_Task to complete_
Write out the listing exactly as it is given.

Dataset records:
──────

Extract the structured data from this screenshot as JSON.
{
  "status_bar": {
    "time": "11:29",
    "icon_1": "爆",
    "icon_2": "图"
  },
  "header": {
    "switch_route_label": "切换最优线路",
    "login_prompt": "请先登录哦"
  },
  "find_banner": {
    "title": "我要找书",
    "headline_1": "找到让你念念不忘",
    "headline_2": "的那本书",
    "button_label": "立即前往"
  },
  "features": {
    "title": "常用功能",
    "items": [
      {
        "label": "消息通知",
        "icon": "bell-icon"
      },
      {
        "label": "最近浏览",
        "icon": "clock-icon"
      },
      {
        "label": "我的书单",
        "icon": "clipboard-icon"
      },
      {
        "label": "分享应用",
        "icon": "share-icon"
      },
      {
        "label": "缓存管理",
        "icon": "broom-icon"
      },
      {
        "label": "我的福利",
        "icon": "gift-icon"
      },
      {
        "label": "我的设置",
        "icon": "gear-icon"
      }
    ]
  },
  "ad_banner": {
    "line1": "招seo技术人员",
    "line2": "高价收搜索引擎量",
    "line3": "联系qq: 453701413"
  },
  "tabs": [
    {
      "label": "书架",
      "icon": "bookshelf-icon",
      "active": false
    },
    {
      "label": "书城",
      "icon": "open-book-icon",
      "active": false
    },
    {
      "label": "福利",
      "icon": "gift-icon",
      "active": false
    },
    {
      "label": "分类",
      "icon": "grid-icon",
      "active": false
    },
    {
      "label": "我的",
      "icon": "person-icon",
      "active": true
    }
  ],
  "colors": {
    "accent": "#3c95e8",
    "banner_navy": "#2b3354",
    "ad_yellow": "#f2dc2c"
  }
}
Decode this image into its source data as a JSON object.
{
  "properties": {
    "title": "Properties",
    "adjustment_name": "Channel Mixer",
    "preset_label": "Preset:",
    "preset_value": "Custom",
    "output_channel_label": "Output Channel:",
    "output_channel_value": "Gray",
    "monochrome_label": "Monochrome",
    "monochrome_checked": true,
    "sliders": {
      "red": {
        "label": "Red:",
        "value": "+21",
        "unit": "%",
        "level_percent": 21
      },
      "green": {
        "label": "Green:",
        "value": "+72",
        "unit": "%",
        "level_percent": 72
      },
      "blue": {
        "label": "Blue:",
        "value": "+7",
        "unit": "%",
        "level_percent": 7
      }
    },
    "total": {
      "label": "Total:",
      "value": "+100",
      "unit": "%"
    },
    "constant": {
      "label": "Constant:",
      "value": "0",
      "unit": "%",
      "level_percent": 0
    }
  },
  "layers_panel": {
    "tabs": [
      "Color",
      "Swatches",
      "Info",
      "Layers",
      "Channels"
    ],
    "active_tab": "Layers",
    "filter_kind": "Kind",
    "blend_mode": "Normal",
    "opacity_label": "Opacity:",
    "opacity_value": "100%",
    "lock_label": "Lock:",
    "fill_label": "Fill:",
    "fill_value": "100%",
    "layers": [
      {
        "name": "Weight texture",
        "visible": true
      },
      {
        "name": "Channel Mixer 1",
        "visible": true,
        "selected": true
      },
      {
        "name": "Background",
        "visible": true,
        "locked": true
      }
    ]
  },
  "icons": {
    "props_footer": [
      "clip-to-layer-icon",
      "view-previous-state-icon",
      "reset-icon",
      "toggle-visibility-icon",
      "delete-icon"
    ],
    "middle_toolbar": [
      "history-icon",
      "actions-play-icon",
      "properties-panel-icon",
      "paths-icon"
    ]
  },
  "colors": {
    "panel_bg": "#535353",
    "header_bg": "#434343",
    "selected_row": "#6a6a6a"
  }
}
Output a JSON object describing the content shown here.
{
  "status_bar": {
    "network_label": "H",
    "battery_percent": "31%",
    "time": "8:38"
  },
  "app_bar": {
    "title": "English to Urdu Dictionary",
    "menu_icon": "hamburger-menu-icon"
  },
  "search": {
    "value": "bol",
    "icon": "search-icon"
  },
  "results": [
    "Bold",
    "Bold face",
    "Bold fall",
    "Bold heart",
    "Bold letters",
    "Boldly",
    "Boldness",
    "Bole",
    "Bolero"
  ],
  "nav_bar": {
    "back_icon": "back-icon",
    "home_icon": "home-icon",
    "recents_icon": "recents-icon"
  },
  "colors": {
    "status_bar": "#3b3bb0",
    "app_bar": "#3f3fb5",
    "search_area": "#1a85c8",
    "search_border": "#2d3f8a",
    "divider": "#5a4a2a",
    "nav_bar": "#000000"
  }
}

──────

_Final result_
Extract the structured data from this screenshot as JSON.
{
  "status_bar": {
    "time": "11:29",
    "icon_1": "爆",
    "icon_2": "图"
  },
  "header": {
    "switch_route_label": "切换最优线路",
    "login_prompt": "请先登录哦"
  },
  "find_banner": {
    "title": "我要找书",
    "headline_1": "找到让你念念不忘",
    "headline_2": "的那本书",
    "button_label": "立即前往"
  },
  "features": {
    "title": "常用功能",
    "items": [
      {
        "label": "消息通知",
        "icon": "bell-icon"
      },
      {
        "label": "最近浏览",
        "icon": "clock-icon"
      },
      {
        "label": "我的书单",
        "icon": "clipboard-icon"
      },
      {
        "label": "分享应用",
        "icon": "share-icon"
      },
      {
        "label": "缓存管理",
        "icon": "broom-icon"
      },
      {
        "label": "我的福利",
        "icon": "gift-icon"
      },
      {
        "label": "我的设置",
        "icon": "gear-icon"
      }
    ]
  },
  "ad_banner": {
    "line1": "招seo技术人员",
    "line2": "高价收搜索引擎量",
    "line3": "联系qq: 453701413"
  },
  "tabs": [
    {
      "label": "书架",
      "icon": "bookshelf-icon",
      "active": false
    },
    {
      "label": "书城",
      "icon": "open-book-icon",
      "active": false
    },
    {
      "label": "福利",
      "icon": "gift-icon",
      "active": false
    },
    {
      "label": "分类",
      "icon": "grid-icon",
      "active": false
    },
    {
      "label": "我的",
      "icon": "person-icon",
      "active": true
    }
  ],
  "colors": {
    "accent": "#3c95e8",
    "banner_navy": "#2b3354",
    "ad_yellow": "#f2dc2c"
  }
}
Decode this image into its source data as a JSON object.
{
  "properties": {
    "title": "Properties",
    "adjustment_name": "Channel Mixer",
    "preset_label": "Preset:",
    "preset_value": "Custom",
    "output_channel_label": "Output Channel:",
    "output_channel_value": "Gray",
    "monochrome_label": "Monochrome",
    "monochrome_checked": true,
    "sliders": {
      "red": {
        "label": "Red:",
        "value": "+21",
        "unit": "%",
        "level_percent": 21
      },
      "green": {
        "label": "Green:",
        "value": "+72",
        "unit": "%",
        "level_percent": 72
      },
      "blue": {
        "label": "Blue:",
        "value": "+7",
        "unit": "%",
        "level_percent": 7
      }
    },
    "total": {
      "label": "Total:",
      "value": "+100",
      "unit": "%"
    },
    "constant": {
      "label": "Constant:",
      "value": "0",
      "unit": "%",
      "level_percent": 0
    }
  },
  "layers_panel": {
    "tabs": [
      "Color",
      "Swatches",
      "Info",
      "Layers",
      "Channels"
    ],
    "active_tab": "Layers",
    "filter_kind": "Kind",
    "blend_mode": "Normal",
    "opacity_label": "Opacity:",
    "opacity_value": "100%",
    "lock_label": "Lock:",
    "fill_label": "Fill:",
    "fill_value": "100%",
    "layers": [
      {
        "name": "Weight texture",
        "visible": true
      },
      {
        "name": "Channel Mixer 1",
        "visible": true,
        "selected": true
      },
      {
        "name": "Background",
        "visible": true,
        "locked": true
      }
    ]
  },
  "icons": {
    "props_footer": [
      "clip-to-layer-icon",
      "view-previous-state-icon",
      "reset-icon",
      "toggle-visibility-icon",
      "delete-icon"
    ],
    "middle_toolbar": [
      "history-icon",
      "actions-play-icon",
      "properties-panel-icon",
      "paths-icon"
    ]
  },
  "colors": {
    "panel_bg": "#535353",
    "header_bg": "#434343",
    "selected_row": "#6a6a6a"
  }
}
Output a JSON object describing the content shown here.
{
  "status_bar": {
    "network_label": "H",
    "battery_percent": "31%",
    "time": "8:38"
  },
  "app_bar": {
    "title": "English to Urdu Dictionary",
    "menu_icon": "hamburger-menu-icon"
  },
  "search": {
    "value": "bol",
    "icon": "search-icon"
  },
  "results": [
    "Bold",
    "Bold face",
    "Bold fall",
    "Bold heart",
    "Bold letters",
    "Boldly",
    "Boldness",
    "Bole",
    "Bolero"
  ],
  "nav_bar": {
    "back_icon": "back-icon",
    "home_icon": "home-icon",
    "recents_icon": "recents-icon"
  },
  "colors": {
    "status_bar": "#3b3bb0",
    "app_bar": "#3f3fb5",
    "search_area": "#1a85c8",
    "search_border": "#2d3f8a",
    "divider": "#5a4a2a",
    "nav_bar": "#000000"
  }
}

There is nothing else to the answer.